Problem to solve:
Copy each line that has the string "Canada" somewhere in it.

Figure dataset records:
>> Start

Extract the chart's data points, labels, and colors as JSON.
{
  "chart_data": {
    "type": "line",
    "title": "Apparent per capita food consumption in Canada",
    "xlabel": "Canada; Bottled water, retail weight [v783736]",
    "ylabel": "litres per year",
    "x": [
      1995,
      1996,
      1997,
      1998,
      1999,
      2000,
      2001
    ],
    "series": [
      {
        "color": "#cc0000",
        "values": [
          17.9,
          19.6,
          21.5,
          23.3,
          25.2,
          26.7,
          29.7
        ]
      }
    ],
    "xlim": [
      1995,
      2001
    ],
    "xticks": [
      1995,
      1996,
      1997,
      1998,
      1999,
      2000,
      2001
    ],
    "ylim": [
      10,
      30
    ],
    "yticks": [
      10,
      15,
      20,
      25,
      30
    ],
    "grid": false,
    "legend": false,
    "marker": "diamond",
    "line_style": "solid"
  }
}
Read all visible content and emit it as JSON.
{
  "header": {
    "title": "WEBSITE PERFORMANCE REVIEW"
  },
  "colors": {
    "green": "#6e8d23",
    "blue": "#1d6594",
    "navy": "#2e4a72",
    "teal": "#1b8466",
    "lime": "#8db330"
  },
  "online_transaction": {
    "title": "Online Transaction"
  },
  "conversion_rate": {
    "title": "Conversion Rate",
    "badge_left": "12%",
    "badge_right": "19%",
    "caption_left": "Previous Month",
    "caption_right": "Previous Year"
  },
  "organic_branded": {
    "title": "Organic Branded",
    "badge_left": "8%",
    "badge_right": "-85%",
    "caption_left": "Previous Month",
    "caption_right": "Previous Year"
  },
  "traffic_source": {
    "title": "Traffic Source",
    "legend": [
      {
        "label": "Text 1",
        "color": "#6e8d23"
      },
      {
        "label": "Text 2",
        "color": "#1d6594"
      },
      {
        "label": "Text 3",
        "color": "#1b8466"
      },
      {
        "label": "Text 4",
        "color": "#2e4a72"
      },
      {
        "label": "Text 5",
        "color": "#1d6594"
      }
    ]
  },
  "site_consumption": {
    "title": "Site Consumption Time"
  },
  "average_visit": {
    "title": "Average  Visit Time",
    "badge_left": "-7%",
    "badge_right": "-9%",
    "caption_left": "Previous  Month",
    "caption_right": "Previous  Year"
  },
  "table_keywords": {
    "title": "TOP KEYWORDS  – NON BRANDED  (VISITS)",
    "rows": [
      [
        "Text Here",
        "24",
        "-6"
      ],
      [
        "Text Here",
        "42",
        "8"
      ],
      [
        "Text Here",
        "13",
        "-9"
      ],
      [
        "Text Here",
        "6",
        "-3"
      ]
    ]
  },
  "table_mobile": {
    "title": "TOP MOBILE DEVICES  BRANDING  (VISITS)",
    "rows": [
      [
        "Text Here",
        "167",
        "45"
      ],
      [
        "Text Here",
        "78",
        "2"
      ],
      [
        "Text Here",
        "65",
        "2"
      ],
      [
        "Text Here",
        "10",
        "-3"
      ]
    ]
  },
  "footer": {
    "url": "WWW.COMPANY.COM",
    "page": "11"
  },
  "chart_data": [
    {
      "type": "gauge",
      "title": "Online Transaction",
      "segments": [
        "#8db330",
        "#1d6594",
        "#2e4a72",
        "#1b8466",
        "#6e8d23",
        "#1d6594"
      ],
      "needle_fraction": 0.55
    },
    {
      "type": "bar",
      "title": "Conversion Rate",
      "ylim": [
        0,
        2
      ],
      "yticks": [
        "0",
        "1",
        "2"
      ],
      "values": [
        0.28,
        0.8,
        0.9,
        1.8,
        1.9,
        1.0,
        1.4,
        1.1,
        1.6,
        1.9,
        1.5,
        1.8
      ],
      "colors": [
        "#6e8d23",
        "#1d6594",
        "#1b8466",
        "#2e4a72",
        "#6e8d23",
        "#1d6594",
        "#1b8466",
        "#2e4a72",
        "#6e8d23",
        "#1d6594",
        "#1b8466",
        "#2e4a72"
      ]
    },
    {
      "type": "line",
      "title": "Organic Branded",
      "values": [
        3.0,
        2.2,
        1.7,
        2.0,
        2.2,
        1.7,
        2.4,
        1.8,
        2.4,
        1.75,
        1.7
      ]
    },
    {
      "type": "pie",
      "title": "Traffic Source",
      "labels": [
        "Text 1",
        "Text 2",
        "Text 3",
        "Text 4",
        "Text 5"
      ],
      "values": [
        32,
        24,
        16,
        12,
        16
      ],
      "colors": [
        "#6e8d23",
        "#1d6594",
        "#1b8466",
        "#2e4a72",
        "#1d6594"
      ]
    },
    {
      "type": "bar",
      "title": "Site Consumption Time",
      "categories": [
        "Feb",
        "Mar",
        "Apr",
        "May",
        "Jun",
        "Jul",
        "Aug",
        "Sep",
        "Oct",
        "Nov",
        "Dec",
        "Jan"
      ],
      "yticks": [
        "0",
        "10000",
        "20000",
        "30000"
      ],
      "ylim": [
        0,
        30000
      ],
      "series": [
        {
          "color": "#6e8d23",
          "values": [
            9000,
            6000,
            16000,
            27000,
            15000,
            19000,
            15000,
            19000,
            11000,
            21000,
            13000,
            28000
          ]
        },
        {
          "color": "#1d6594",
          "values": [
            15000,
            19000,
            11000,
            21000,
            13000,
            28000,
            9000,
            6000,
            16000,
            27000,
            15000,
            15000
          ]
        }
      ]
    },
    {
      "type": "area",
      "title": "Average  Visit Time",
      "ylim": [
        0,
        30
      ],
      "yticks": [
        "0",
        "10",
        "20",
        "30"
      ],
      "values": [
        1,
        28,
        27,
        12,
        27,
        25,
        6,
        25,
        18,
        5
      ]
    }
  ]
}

>> End
>> Start

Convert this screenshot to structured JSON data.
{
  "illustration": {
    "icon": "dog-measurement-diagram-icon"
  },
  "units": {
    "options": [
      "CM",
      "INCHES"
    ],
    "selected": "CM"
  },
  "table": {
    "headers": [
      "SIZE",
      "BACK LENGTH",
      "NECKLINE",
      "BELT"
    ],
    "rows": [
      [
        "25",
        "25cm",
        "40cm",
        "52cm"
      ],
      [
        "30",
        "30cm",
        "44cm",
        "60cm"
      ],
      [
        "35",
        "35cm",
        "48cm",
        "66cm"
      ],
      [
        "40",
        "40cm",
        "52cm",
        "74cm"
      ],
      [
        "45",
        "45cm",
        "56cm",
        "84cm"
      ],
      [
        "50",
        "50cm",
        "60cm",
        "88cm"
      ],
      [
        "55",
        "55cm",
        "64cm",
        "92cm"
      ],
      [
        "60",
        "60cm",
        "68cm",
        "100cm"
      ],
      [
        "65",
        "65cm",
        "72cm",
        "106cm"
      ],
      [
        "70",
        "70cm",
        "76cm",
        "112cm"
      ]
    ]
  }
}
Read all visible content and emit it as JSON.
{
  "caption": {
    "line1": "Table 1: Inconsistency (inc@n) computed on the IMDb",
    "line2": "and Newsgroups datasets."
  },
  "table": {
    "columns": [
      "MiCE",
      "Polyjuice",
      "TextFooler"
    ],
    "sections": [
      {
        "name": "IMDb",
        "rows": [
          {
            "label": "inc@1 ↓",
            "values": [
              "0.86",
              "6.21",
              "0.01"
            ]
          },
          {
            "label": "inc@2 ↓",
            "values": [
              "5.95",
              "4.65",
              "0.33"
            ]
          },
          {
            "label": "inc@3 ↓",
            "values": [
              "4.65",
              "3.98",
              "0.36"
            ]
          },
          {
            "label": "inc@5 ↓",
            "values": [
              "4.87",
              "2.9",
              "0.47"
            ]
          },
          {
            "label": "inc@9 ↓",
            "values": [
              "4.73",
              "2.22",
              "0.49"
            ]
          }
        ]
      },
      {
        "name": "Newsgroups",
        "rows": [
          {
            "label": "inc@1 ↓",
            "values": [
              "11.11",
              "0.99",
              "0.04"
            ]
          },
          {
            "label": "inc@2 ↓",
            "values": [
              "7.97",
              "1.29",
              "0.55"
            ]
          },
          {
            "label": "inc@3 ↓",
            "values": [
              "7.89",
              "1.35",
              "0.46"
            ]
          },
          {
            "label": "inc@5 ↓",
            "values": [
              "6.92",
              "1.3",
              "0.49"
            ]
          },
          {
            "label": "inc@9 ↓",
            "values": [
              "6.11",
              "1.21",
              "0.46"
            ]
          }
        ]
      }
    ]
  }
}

>> End

Reply to the exercise:
    "title": "Apparent per capita food consumption in Canada",
    "xlabel": "Canada; Bottled water, retail weight [v783736]",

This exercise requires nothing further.